YOUR TASK: Repeat the lines below exactly as they appear, but leave out the images.

-- Start INPUT FOR THIS TASK --

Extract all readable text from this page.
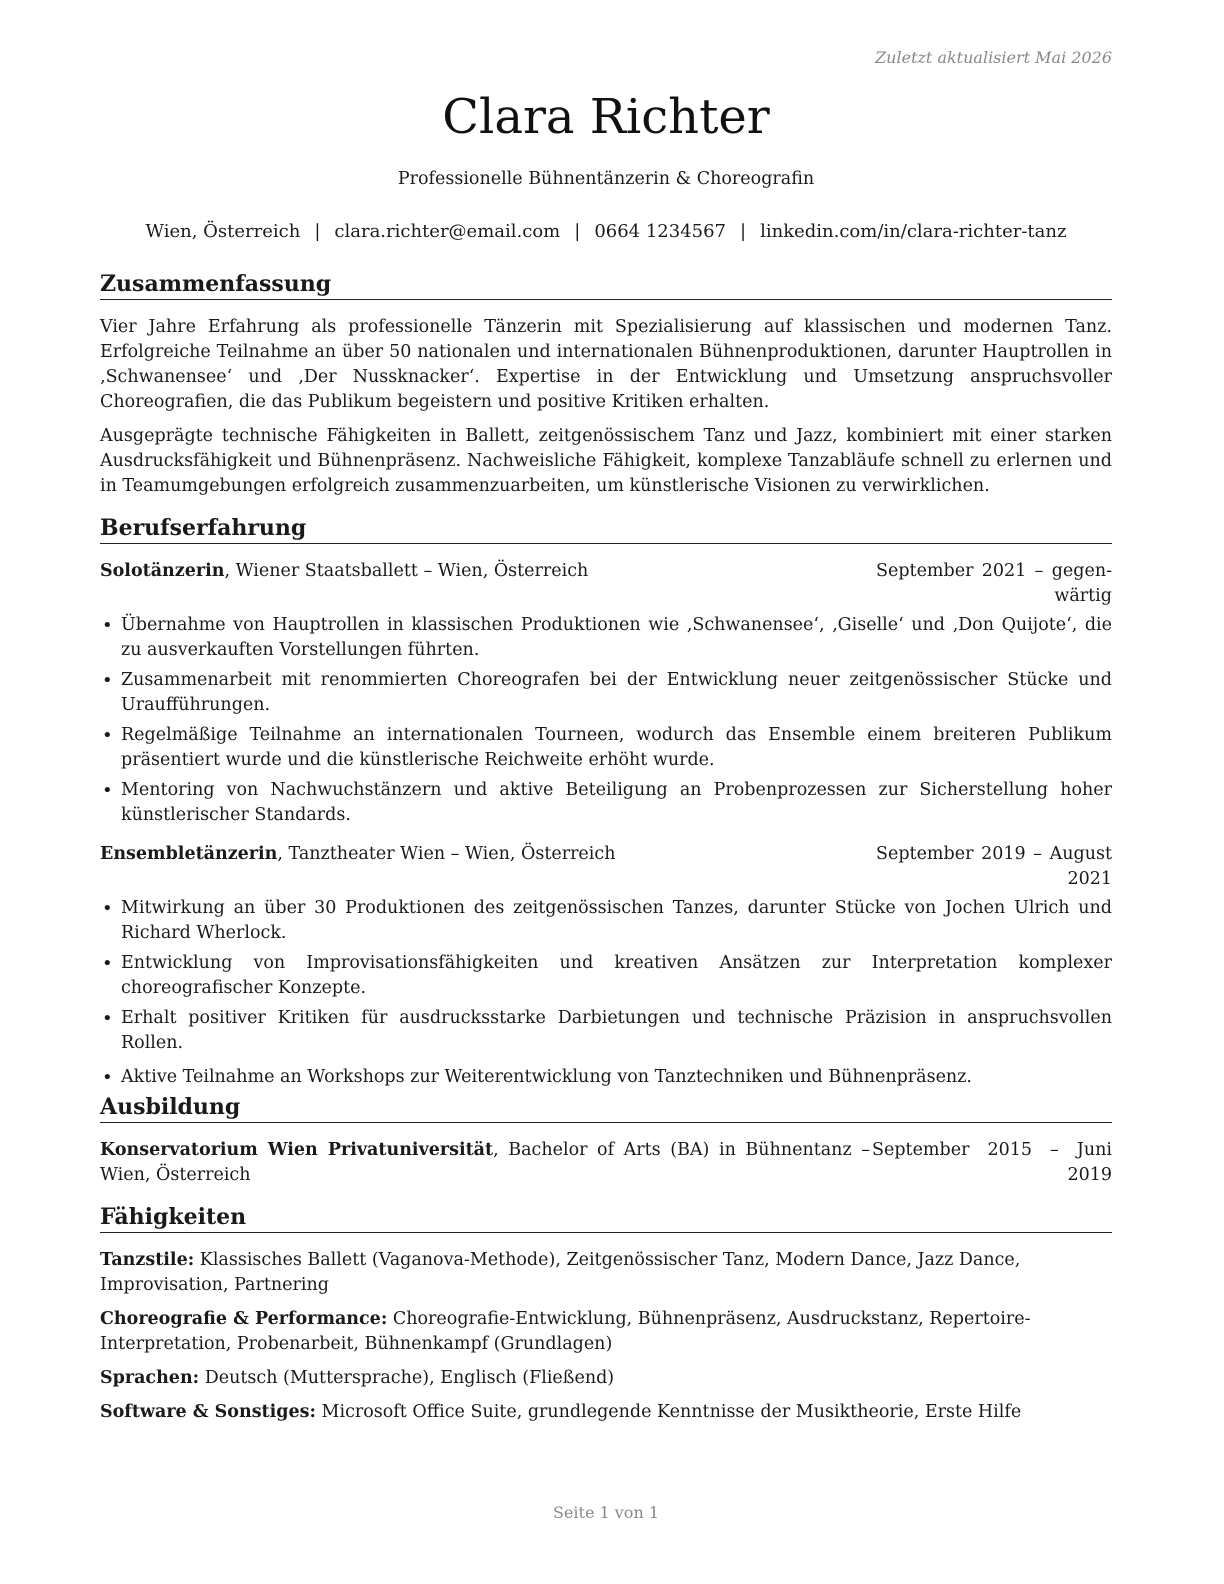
Zuletzt aktualisiert Mai 2026
Clara Richter
Professionelle Bühnentänzerin & Choreografin
Wien, Österreich | clara.richter@email.com | 0664 1234567 | linkedin.com/in/clara-richter-tanz
Zusammenfassung

Vier Jahre Erfahrung als professionelle Tänzerin mit Spezialisierung auf klassischen und modernen Tanz. Erfolgreiche Teilnahme an über 50 nationalen und internationalen Bühnenproduktionen, darunter Hauptrollen in ‚Schwanensee‘ und ‚Der Nussknacker‘. Expertise in der Entwicklung und Umsetzung anspruchsvoller Choreografien, die das Publikum begeistern und positive Kritiken erhalten.

Ausgeprägte technische Fähigkeiten in Ballett, zeitgenössischem Tanz und Jazz, kombiniert mit einer starken Ausdrucksfähigkeit und Bühnenpräsenz. Nachweisliche Fähigkeit, komplexe Tanzabläufe schnell zu erlernen und in Teamumgebungen erfolgreich zusammenzuarbeiten, um künstlerische Visionen zu verwirklichen.

Berufserfahrung
Solotänzerin, Wiener Staatsballett – Wien, Österreich	September 2021 – gegen- wärtig
• Übernahme von Hauptrollen in klassischen Produktionen wie ‚Schwanensee‘, ‚Giselle‘ und ‚Don Quijote‘, die zu ausverkauften Vorstellungen führten.
• Zusammenarbeit mit renommierten Choreografen bei der Entwicklung neuer zeitgenössischer Stücke und Uraufführungen.
• Regelmäßige Teilnahme an internationalen Tourneen, wodurch das Ensemble einem breiteren Publikum präsentiert wurde und die künstlerische Reichweite erhöht wurde.
• Mentoring von Nachwuchstänzern und aktive Beteiligung an Probenprozessen zur Sicherstellung hoher künstlerischer Standards.
Ensembletänzerin, Tanztheater Wien – Wien, Österreich	September 2019 – August 2021
• Mitwirkung an über 30 Produktionen des zeitgenössischen Tanzes, darunter Stücke von Jochen Ulrich und Richard Wherlock.
• Entwicklung von Improvisationsfähigkeiten und kreativen Ansätzen zur Interpretation komplexer choreografischer Konzepte.
• Erhalt positiver Kritiken für ausdrucksstarke Darbietungen und technische Präzision in anspruchsvollen Rollen.
• Aktive Teilnahme an Workshops zur Weiterentwicklung von Tanztechniken und Bühnenpräsenz.
Ausbildung
Konservatorium Wien Privatuniversität, Bachelor of Arts (BA) in Bühnentanz – Wien, Österreich
September 2015 – Juni 2019
Fähigkeiten

Tanzstile: Klassisches Ballett (Vaganova-Methode), Zeitgenössischer Tanz, Modern Dance, Jazz Dance, Improvisation, Partnering

Choreografie & Performance: Choreografie-Entwicklung, Bühnenpräsenz, Ausdruckstanz, Repertoire-Interpretation, Probenarbeit, Bühnenkampf (Grundlagen)

Sprachen: Deutsch (Muttersprache), Englisch (Fließend)

Software & Sonstiges: Microsoft Office Suite, grundlegende Kenntnisse der Musiktheorie, Erste Hilfe

Seite 1 von 1
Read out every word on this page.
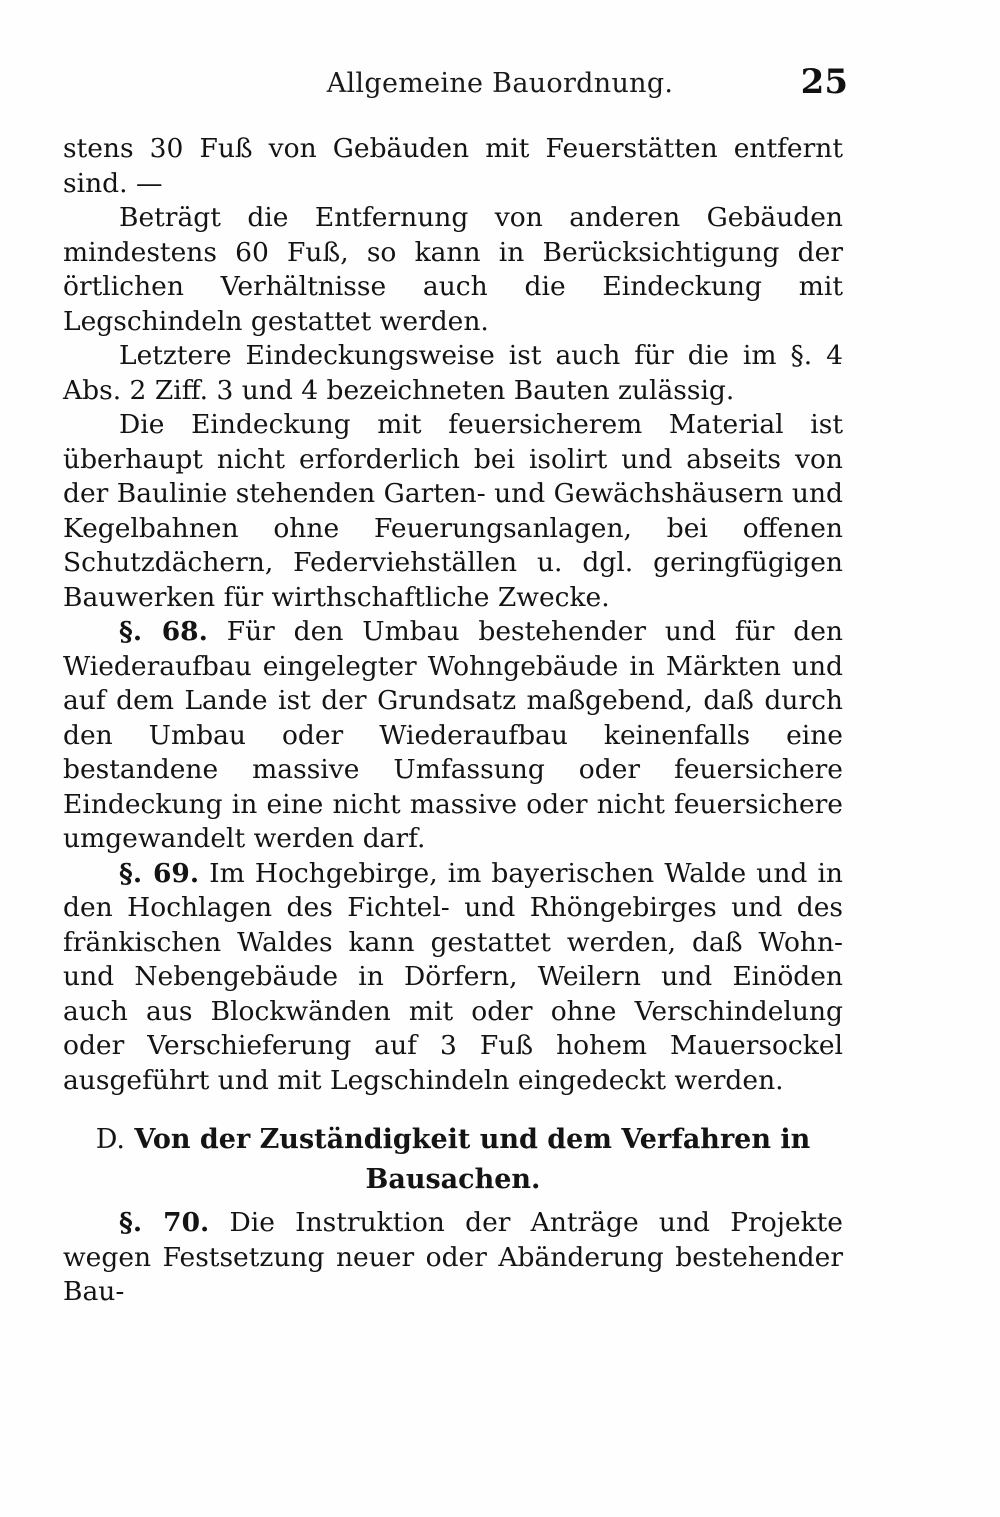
Allgemeine Bauordnung.	25

stens 30 Fuß von Gebäuden mit Feuerstätten entfernt sind. —

Beträgt die Entfernung von anderen Gebäuden mindestens 60 Fuß, so kann in Berücksichtigung der örtlichen Verhältnisse auch die Eindeckung mit Legschindeln gestattet werden.

Letztere Eindeckungsweise ist auch für die im §. 4 Abs. 2 Ziff. 3 und 4 bezeichneten Bauten zulässig.

Die Eindeckung mit feuersicherem Material ist überhaupt nicht erforderlich bei isolirt und abseits von der Baulinie stehenden Garten- und Gewächshäusern und Kegelbahnen ohne Feuerungsanlagen, bei offenen Schutzdächern, Federviehställen u. dgl. geringfügigen Bauwerken für wirthschaftliche Zwecke.

§. 68. Für den Umbau bestehender und für den Wiederaufbau eingelegter Wohngebäude in Märkten und auf dem Lande ist der Grundsatz maßgebend, daß durch den Umbau oder Wiederaufbau keinenfalls eine bestandene massive Umfassung oder feuersichere Eindeckung in eine nicht massive oder nicht feuersichere umgewandelt werden darf.

§. 69. Im Hochgebirge, im bayerischen Walde und in den Hochlagen des Fichtel- und Rhöngebirges und des fränkischen Waldes kann gestattet werden, daß Wohn- und Nebengebäude in Dörfern, Weilern und Einöden auch aus Blockwänden mit oder ohne Verschindelung oder Verschieferung auf 3 Fuß hohem Mauersockel ausgeführt und mit Legschindeln eingedeckt werden.

D. Von der Zuständigkeit und dem Verfahren in Bausachen.

§. 70. Die Instruktion der Anträge und Projekte wegen Festsetzung neuer oder Abänderung bestehender Bau-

-- End INPUT FOR THIS TASK --

RESULT OF THE EXERCISE:
Extract all readable text from this page.
Zuletzt aktualisiert Mai 2026
Clara Richter
Professionelle Bühnentänzerin & Choreografin
Wien, Österreich | clara.richter@email.com | 0664 1234567 | linkedin.com/in/clara-richter-tanz
Zusammenfassung

Vier Jahre Erfahrung als professionelle Tänzerin mit Spezialisierung auf klassischen und modernen Tanz. Erfolgreiche Teilnahme an über 50 nationalen und internationalen Bühnenproduktionen, darunter Hauptrollen in ‚Schwanensee‘ und ‚Der Nussknacker‘. Expertise in der Entwicklung und Umsetzung anspruchsvoller Choreografien, die das Publikum begeistern und positive Kritiken erhalten.

Ausgeprägte technische Fähigkeiten in Ballett, zeitgenössischem Tanz und Jazz, kombiniert mit einer starken Ausdrucksfähigkeit und Bühnenpräsenz. Nachweisliche Fähigkeit, komplexe Tanzabläufe schnell zu erlernen und in Teamumgebungen erfolgreich zusammenzuarbeiten, um künstlerische Visionen zu verwirklichen.

Berufserfahrung
Solotänzerin, Wiener Staatsballett – Wien, Österreich	September 2021 – gegen- wärtig
• Übernahme von Hauptrollen in klassischen Produktionen wie ‚Schwanensee‘, ‚Giselle‘ und ‚Don Quijote‘, die zu ausverkauften Vorstellungen führten.
• Zusammenarbeit mit renommierten Choreografen bei der Entwicklung neuer zeitgenössischer Stücke und Uraufführungen.
• Regelmäßige Teilnahme an internationalen Tourneen, wodurch das Ensemble einem breiteren Publikum präsentiert wurde und die künstlerische Reichweite erhöht wurde.
• Mentoring von Nachwuchstänzern und aktive Beteiligung an Probenprozessen zur Sicherstellung hoher künstlerischer Standards.
Ensembletänzerin, Tanztheater Wien – Wien, Österreich	September 2019 – August 2021
• Mitwirkung an über 30 Produktionen des zeitgenössischen Tanzes, darunter Stücke von Jochen Ulrich und Richard Wherlock.
• Entwicklung von Improvisationsfähigkeiten und kreativen Ansätzen zur Interpretation komplexer choreografischer Konzepte.
• Erhalt positiver Kritiken für ausdrucksstarke Darbietungen und technische Präzision in anspruchsvollen Rollen.
• Aktive Teilnahme an Workshops zur Weiterentwicklung von Tanztechniken und Bühnenpräsenz.
Ausbildung
Konservatorium Wien Privatuniversität, Bachelor of Arts (BA) in Bühnentanz – Wien, Österreich
September 2015 – Juni 2019
Fähigkeiten

Tanzstile: Klassisches Ballett (Vaganova-Methode), Zeitgenössischer Tanz, Modern Dance, Jazz Dance, Improvisation, Partnering

Choreografie & Performance: Choreografie-Entwicklung, Bühnenpräsenz, Ausdruckstanz, Repertoire-Interpretation, Probenarbeit, Bühnenkampf (Grundlagen)

Sprachen: Deutsch (Muttersprache), Englisch (Fließend)

Software & Sonstiges: Microsoft Office Suite, grundlegende Kenntnisse der Musiktheorie, Erste Hilfe

Seite 1 von 1
Read out every word on this page.
Allgemeine Bauordnung.	25

stens 30 Fuß von Gebäuden mit Feuerstätten entfernt sind. —

Beträgt die Entfernung von anderen Gebäuden mindestens 60 Fuß, so kann in Berücksichtigung der örtlichen Verhältnisse auch die Eindeckung mit Legschindeln gestattet werden.

Letztere Eindeckungsweise ist auch für die im §. 4 Abs. 2 Ziff. 3 und 4 bezeichneten Bauten zulässig.

Die Eindeckung mit feuersicherem Material ist überhaupt nicht erforderlich bei isolirt und abseits von der Baulinie stehenden Garten- und Gewächshäusern und Kegelbahnen ohne Feuerungsanlagen, bei offenen Schutzdächern, Federviehställen u. dgl. geringfügigen Bauwerken für wirthschaftliche Zwecke.

§. 68. Für den Umbau bestehender und für den Wiederaufbau eingelegter Wohngebäude in Märkten und auf dem Lande ist der Grundsatz maßgebend, daß durch den Umbau oder Wiederaufbau keinenfalls eine bestandene massive Umfassung oder feuersichere Eindeckung in eine nicht massive oder nicht feuersichere umgewandelt werden darf.

§. 69. Im Hochgebirge, im bayerischen Walde und in den Hochlagen des Fichtel- und Rhöngebirges und des fränkischen Waldes kann gestattet werden, daß Wohn- und Nebengebäude in Dörfern, Weilern und Einöden auch aus Blockwänden mit oder ohne Verschindelung oder Verschieferung auf 3 Fuß hohem Mauersockel ausgeführt und mit Legschindeln eingedeckt werden.

D. Von der Zuständigkeit und dem Verfahren in Bausachen.

§. 70. Die Instruktion der Anträge und Projekte wegen Festsetzung neuer oder Abänderung bestehender Bau-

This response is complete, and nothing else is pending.